Exercise instructions:
Please quote every one of the entries below word for word, leaving the pictures out of your answer.

Extracted entries:
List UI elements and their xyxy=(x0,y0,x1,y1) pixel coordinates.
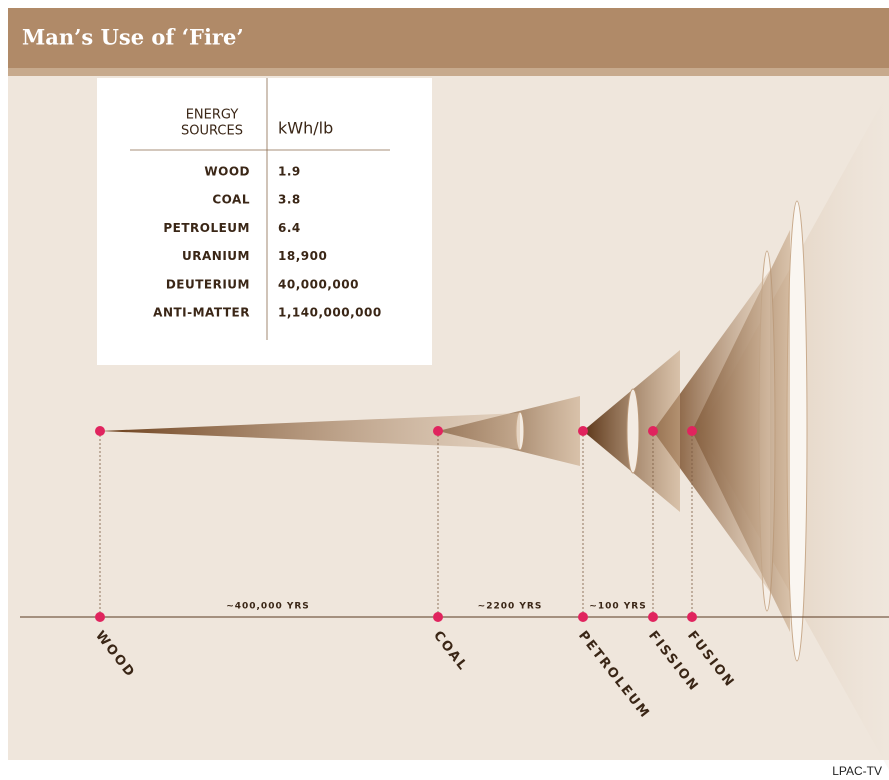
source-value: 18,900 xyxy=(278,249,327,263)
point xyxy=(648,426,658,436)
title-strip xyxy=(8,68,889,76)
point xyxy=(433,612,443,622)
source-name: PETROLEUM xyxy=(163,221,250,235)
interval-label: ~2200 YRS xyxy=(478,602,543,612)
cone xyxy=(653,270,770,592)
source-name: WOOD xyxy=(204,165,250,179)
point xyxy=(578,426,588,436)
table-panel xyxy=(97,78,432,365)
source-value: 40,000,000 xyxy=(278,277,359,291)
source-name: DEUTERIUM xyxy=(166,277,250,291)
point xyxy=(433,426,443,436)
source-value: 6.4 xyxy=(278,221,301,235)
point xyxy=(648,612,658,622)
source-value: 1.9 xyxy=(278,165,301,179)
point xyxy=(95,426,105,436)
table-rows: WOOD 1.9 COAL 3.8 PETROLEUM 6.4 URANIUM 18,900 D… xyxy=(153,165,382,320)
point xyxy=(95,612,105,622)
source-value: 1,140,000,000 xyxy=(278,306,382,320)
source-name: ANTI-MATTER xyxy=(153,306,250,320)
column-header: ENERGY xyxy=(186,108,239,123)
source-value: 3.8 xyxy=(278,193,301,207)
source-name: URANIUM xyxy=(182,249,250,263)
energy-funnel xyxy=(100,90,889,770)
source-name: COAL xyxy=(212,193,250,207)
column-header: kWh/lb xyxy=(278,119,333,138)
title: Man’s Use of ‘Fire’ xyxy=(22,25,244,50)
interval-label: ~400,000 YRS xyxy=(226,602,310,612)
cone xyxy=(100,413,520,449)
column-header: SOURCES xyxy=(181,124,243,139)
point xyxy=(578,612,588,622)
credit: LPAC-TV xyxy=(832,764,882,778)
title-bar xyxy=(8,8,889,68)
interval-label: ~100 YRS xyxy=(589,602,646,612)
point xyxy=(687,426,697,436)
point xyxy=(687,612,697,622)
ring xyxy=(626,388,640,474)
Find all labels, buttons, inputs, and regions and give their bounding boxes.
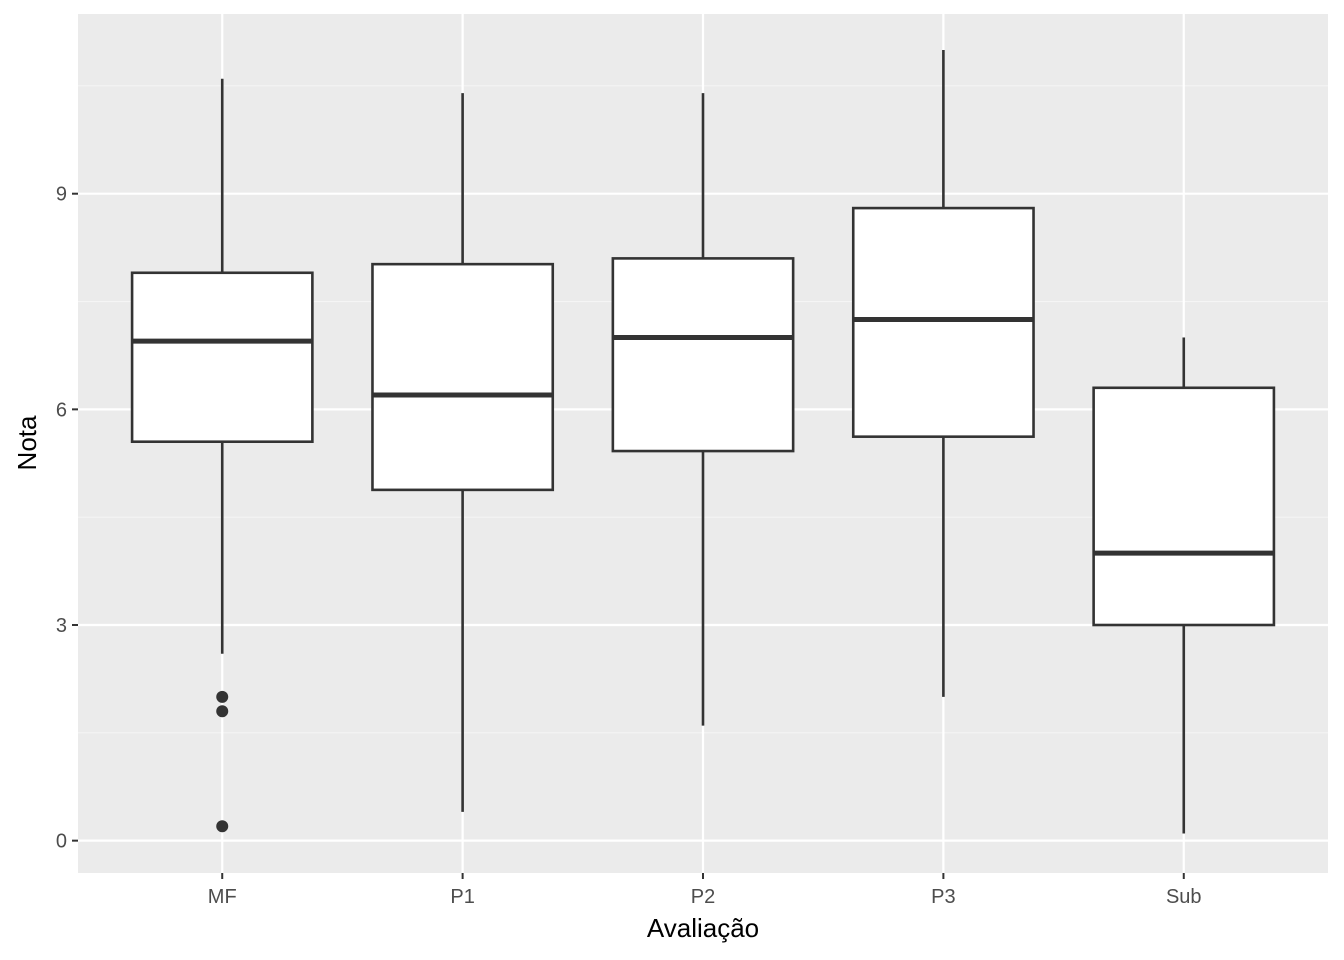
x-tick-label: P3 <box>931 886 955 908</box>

Correct response:
List UI elements and their xyxy=(x0,y0,x1,y1) pixel coordinates.
source-value: 18,900 xyxy=(278,249,327,263)
point xyxy=(648,426,658,436)
title-strip xyxy=(8,68,889,76)
point xyxy=(433,612,443,622)
source-name: PETROLEUM xyxy=(163,221,250,235)
interval-label: ~2200 YRS xyxy=(478,602,543,612)
cone xyxy=(653,270,770,592)
source-name: WOOD xyxy=(204,165,250,179)
point xyxy=(578,426,588,436)
table-panel xyxy=(97,78,432,365)
source-value: 40,000,000 xyxy=(278,277,359,291)
source-name: DEUTERIUM xyxy=(166,277,250,291)
point xyxy=(433,426,443,436)
source-value: 6.4 xyxy=(278,221,301,235)
point xyxy=(648,612,658,622)
source-value: 1.9 xyxy=(278,165,301,179)
point xyxy=(95,426,105,436)
table-rows: WOOD 1.9 COAL 3.8 PETROLEUM 6.4 URANIUM 18,900 D… xyxy=(153,165,382,320)
point xyxy=(95,612,105,622)
source-value: 1,140,000,000 xyxy=(278,306,382,320)
source-name: ANTI-MATTER xyxy=(153,306,250,320)
column-header: ENERGY xyxy=(186,108,239,123)
source-value: 3.8 xyxy=(278,193,301,207)
source-name: URANIUM xyxy=(182,249,250,263)
energy-funnel xyxy=(100,90,889,770)
source-name: COAL xyxy=(212,193,250,207)
column-header: kWh/lb xyxy=(278,119,333,138)
title: Man’s Use of ‘Fire’ xyxy=(22,25,244,50)
interval-label: ~400,000 YRS xyxy=(226,602,310,612)
cone xyxy=(100,413,520,449)
column-header: SOURCES xyxy=(181,124,243,139)
point xyxy=(578,612,588,622)
credit: LPAC-TV xyxy=(832,764,882,778)
title-bar xyxy=(8,8,889,68)
interval-label: ~100 YRS xyxy=(589,602,646,612)
point xyxy=(687,426,697,436)
point xyxy=(687,612,697,622)
ring xyxy=(626,388,640,474)
Find all labels, buttons, inputs, and regions and give their bounding boxes.
x-tick-label: P3 <box>931 886 955 908</box>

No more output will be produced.